- [Kaynak alıntı]
========================================================================

İnsan hayatındaki herşeyi kapsayan helal ve harama ilişkin İslâm’ın görüşü budur. Bu hayattaki hiçbir şey bu çerçevenin dışına çıkamaz. Nikahta yeme içmede, giyim-kuşamda, hareket ve davranışta inanç ve ilişkilerde, bağlılıklarda, gelenek ve hayat düzeninde onun şeriatına uymak suretiyle yetkisini yüce Allah’a dayandırmadıkça hiç kimsenin helal veya haram kılma yetkisi yoktur.
Bunun dışında insan hayatında -büyük, küçük- yasaklama (haram) veya serbest (helal) bırakma işlevini gören tüm mercilerin hükümleri temelden boştur, batıldır. Ve temyizi mümkün değildir. İslâm şeriatında yer alan hükümler cahiliyede bulunan hükümleri düzeltmek veya onlara dayanmak için gelmemişlerdir.
Aksine bunlar, tek başına bu hükümleri koyma yetkisine sahip merciden kaynaklanan yeni baştan bir inşadır.
İslâm helal ve harama ilişkin hükümlerini böyle inşa etti. Sistem ve düzenini işte böyle kurdu İslâm. Gelenek ve göreneklerini İslâm böyle düzenledi. Bu faaliyetinde tek başına bu yetkiye sahip güce dayanmıştır kuşkusuz.
Kur’an bu görüşün yerleşmesine büyük özen gösterir. Bu yüzden bütün haram ve helal kılma olaylarında cahiliye mensuplarıyla tekrar tekrar mücadeleye girişmektedir. İlkeyi belirlerken istinkârı bir soru yöneltmektedir: “De ki; Allah’ın kulları için çıkardığı ziyneti, temiz rızıklan kim haram edermiş?” (A’raf suresi; 32)

========================================================================

- [Veri listesi]
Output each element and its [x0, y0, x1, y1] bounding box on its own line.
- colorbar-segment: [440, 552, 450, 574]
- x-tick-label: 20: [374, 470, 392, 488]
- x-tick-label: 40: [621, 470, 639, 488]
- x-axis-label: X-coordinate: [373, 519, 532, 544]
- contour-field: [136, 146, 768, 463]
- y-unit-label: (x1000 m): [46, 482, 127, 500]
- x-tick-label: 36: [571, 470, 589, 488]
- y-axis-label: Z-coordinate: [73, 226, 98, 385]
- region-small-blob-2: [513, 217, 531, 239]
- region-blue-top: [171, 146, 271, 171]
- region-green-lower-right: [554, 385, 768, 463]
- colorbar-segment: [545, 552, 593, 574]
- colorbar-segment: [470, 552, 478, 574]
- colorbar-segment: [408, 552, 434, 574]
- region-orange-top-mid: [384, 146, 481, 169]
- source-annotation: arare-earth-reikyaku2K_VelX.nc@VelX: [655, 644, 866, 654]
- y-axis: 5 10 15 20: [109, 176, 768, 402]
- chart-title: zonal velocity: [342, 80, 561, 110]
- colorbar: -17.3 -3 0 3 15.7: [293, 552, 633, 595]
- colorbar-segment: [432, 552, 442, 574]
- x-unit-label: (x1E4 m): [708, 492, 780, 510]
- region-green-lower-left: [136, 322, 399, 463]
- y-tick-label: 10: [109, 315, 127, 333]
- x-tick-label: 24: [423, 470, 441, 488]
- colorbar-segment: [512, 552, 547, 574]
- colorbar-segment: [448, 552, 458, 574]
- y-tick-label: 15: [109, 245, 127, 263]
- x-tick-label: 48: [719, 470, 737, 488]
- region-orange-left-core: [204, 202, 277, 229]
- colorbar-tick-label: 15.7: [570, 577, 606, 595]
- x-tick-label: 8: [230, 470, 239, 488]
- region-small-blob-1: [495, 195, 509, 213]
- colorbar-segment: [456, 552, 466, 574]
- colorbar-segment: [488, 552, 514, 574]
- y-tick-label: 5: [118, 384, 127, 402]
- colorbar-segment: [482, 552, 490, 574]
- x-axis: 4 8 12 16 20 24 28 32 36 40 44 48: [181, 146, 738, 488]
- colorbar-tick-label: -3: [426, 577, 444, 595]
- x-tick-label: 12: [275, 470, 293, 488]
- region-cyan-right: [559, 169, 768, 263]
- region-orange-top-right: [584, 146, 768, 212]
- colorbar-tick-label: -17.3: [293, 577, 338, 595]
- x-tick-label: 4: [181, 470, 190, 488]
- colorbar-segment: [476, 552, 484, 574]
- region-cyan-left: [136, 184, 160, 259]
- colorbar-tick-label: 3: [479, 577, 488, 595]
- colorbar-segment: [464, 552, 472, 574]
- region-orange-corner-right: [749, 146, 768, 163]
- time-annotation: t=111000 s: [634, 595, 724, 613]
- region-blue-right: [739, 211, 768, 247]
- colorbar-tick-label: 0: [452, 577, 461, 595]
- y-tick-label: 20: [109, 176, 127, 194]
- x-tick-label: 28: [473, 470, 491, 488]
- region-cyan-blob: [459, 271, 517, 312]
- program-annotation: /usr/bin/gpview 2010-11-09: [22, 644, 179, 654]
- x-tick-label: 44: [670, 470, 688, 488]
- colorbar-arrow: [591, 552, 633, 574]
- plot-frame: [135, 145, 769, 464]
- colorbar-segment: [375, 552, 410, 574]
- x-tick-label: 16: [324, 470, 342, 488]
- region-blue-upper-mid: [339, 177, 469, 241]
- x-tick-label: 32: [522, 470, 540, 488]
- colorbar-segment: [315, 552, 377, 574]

========================================================================

- [Görevler ve alıştırmalar]
1. Helal ve haram üzerine olan metne göre İslâm'ın "böyle" yaptığı söylenen işler hangileridir?
2. Kayıtların başından "- y-axis: 5 10 15 20: [109, 176, 768, 402]" ifadesini içeren satıra kadar, iki uç da dahil, bütün satırları aynen çıkarır mısın?

- [Görevlere göre cevaplar]
1.
- Helal ve harama ilişkin hükümlerini inşa etti.
- Sistem ve düzenini kurdu.
- Gelenek ve göreneklerini düzenledi.

2.
Output each element and its [x0, y0, x1, y1] bounding box on its own line.
- colorbar-segment: [440, 552, 450, 574]
- x-tick-label: 20: [374, 470, 392, 488]
- x-tick-label: 40: [621, 470, 639, 488]
- x-axis-label: X-coordinate: [373, 519, 532, 544]
- contour-field: [136, 146, 768, 463]
- y-unit-label: (x1000 m): [46, 482, 127, 500]
- x-tick-label: 36: [571, 470, 589, 488]
- y-axis-label: Z-coordinate: [73, 226, 98, 385]
- region-small-blob-2: [513, 217, 531, 239]
- region-blue-top: [171, 146, 271, 171]
- region-green-lower-right: [554, 385, 768, 463]
- colorbar-segment: [545, 552, 593, 574]
- colorbar-segment: [470, 552, 478, 574]
- colorbar-segment: [408, 552, 434, 574]
- region-orange-top-mid: [384, 146, 481, 169]
- source-annotation: arare-earth-reikyaku2K_VelX.nc@VelX: [655, 644, 866, 654]
- y-axis: 5 10 15 20: [109, 176, 768, 402]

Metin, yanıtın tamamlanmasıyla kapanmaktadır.